* [EXERCISE BRIEF] Pull out each line below that contains the string "series", copying every such line in full.

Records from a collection
## Begin
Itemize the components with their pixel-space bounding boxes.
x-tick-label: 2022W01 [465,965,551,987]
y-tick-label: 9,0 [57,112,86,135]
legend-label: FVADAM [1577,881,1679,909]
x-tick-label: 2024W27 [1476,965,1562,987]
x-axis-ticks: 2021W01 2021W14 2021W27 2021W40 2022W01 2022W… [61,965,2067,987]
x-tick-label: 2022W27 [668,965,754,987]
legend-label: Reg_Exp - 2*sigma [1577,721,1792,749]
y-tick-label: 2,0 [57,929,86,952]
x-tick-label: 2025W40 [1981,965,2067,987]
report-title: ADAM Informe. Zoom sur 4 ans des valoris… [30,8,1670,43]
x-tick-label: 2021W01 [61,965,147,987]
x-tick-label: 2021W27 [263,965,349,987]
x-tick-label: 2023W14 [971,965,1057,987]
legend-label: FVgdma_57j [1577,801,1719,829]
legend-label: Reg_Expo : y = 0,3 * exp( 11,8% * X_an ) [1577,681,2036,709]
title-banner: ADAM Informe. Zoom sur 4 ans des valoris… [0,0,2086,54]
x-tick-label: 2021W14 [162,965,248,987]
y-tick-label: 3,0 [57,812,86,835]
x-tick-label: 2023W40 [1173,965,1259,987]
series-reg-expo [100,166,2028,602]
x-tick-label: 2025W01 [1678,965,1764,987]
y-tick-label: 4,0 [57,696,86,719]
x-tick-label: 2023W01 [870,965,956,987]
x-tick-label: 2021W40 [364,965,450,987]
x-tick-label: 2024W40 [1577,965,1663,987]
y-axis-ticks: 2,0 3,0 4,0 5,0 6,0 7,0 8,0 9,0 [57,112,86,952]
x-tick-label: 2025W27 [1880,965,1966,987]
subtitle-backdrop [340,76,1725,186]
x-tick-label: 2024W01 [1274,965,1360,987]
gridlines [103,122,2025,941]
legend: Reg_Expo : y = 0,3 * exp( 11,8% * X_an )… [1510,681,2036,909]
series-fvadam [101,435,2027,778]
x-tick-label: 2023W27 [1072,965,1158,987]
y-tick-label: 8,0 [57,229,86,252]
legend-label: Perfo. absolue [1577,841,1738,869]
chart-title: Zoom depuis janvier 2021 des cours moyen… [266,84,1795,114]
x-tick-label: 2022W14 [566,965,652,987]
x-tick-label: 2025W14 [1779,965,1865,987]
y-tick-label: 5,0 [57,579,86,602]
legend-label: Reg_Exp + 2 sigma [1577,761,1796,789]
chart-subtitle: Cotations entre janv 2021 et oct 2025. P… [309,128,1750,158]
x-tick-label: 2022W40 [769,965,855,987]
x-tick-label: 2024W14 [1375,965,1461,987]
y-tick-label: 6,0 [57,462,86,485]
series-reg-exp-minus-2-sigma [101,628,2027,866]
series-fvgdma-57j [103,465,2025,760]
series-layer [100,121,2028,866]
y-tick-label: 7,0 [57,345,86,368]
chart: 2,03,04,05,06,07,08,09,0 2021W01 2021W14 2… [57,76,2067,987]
## End
* [WRITTEN SOLUTION]
series-reg-expo [100,166,2028,602]
series-fvadam [101,435,2027,778]
series-reg-exp-minus-2-sigma [101,628,2027,866]
series-fvgdma-57j [103,465,2025,760]
series-layer [100,121,2028,866]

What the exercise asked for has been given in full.